(AUFGABE 1) Welchen Wert übergibt der Fragesteller im Forenbeitrag zum Nachladen geänderter Klassen beim Aufruf von loadClass für den Parameter resolve?

(LESETEXT)
# geänderte Klassen nachladen, ohne JVM neu zu starten



## haeppchen (11. Okt 2005)

Hallo zusammen,

ich habe folgendes Problem:
ich starte eine Java-GUI und wähle mehrere .java-Dateien aus, deren Inhalt ich um einige Informationen erweitere; ich schreibe also neue Zeilen in die .java-Dateien hinein.

Anschließend will ich diese jetzt „infizierten“ .java-Dateien ausführen.
Dazu brauche ich das Class-Objekt zu diesen .java-Dateien. An sich kein Problem, denn ich weiß ja, wo diese „infizierten“ Java-Dateien liegen.

Das Problem ist aber, dass ich beim Erzeugen der Class-Objekte zu diesen .java-Dateien nur das „alte“ Class-Objekt der .java-Dateien bekomme, also das Class-Objekt zu dem Zeitpunkt, als ich meine GUI gestartet habe und die Dateien noch nicht infiziert waren..
Ich verwende dabei einen ClassLoader, der die zu suchende Klasse neu lädt (loadClass (String name, boolean resolve) mit resolve = true). Trotzdem wird nur die alte Version der Klasse gefunden.

Gespeicherte Einträge
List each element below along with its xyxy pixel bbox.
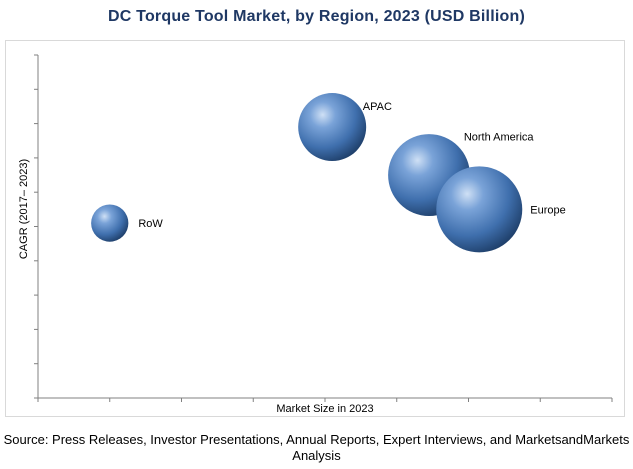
bubble-label: RoW — [138, 218, 163, 230]
y-axis-label: CAGR (2017– 2023) — [18, 159, 30, 259]
x-axis-ticks — [37, 398, 613, 402]
bubble-label: North America — [464, 131, 535, 143]
x-axis-label: Market Size in 2023 — [276, 403, 373, 415]
chart-title: DC Torque Tool Market, by Region, 2023 (… — [108, 8, 525, 25]
bubble-series: RoW APAC North America Europe — [91, 93, 566, 253]
source-note: Source: Press Releases, Investor Present… — [3, 432, 630, 463]
bubble-row — [91, 204, 129, 242]
bubble-europe — [436, 166, 523, 253]
bubble-label: Europe — [530, 204, 565, 216]
bubble-apac — [298, 93, 367, 162]
plot-area-frame — [5, 40, 625, 417]
axes — [34, 54, 613, 402]
bubble-label: APAC — [363, 101, 392, 113]
y-axis-ticks — [34, 54, 38, 399]
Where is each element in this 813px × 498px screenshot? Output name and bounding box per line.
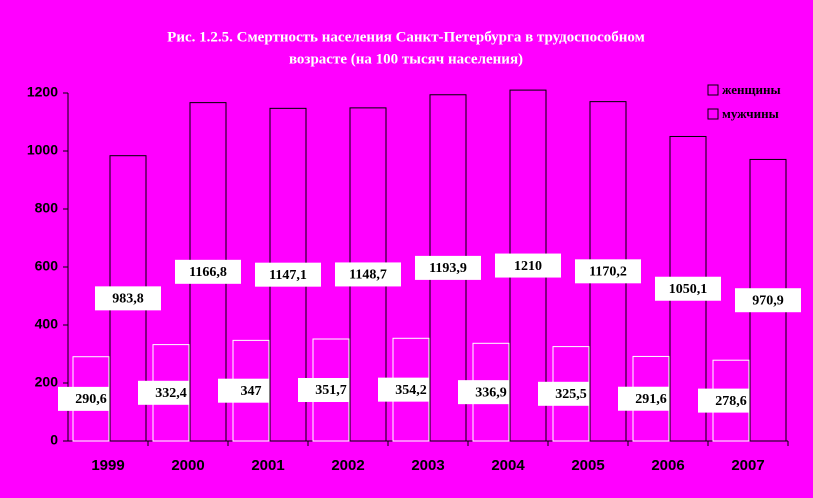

(AUFGABE 2) Ändere in der gesamten Auflistung der gespeicherten Einträge das Wort "element" in "component" und gib sie sonst unverändert wieder. Lass die Bilder in der Antwort weg.

(LÖSUNG 1) Er übergibt resolve = true.

(LÖSUNG 2)
List each component below along with its xyxy pixel bbox.
bubble-label: RoW — [138, 218, 163, 230]
y-axis-label: CAGR (2017– 2023) — [18, 159, 30, 259]
x-axis-ticks — [37, 398, 613, 402]
bubble-label: North America — [464, 131, 535, 143]
x-axis-label: Market Size in 2023 — [276, 403, 373, 415]
chart-title: DC Torque Tool Market, by Region, 2023 (… — [108, 8, 525, 25]
bubble-series: RoW APAC North America Europe — [91, 93, 566, 253]
source-note: Source: Press Releases, Investor Present… — [3, 432, 630, 463]
bubble-row — [91, 204, 129, 242]
bubble-europe — [436, 166, 523, 253]
bubble-label: Europe — [530, 204, 565, 216]
bubble-apac — [298, 93, 367, 162]
plot-area-frame — [5, 40, 625, 417]
axes — [34, 54, 613, 402]
bubble-label: APAC — [363, 101, 392, 113]
y-axis-ticks — [34, 54, 38, 399]
Where is each component in this 813px × 498px screenshot? Output name and bounding box per line.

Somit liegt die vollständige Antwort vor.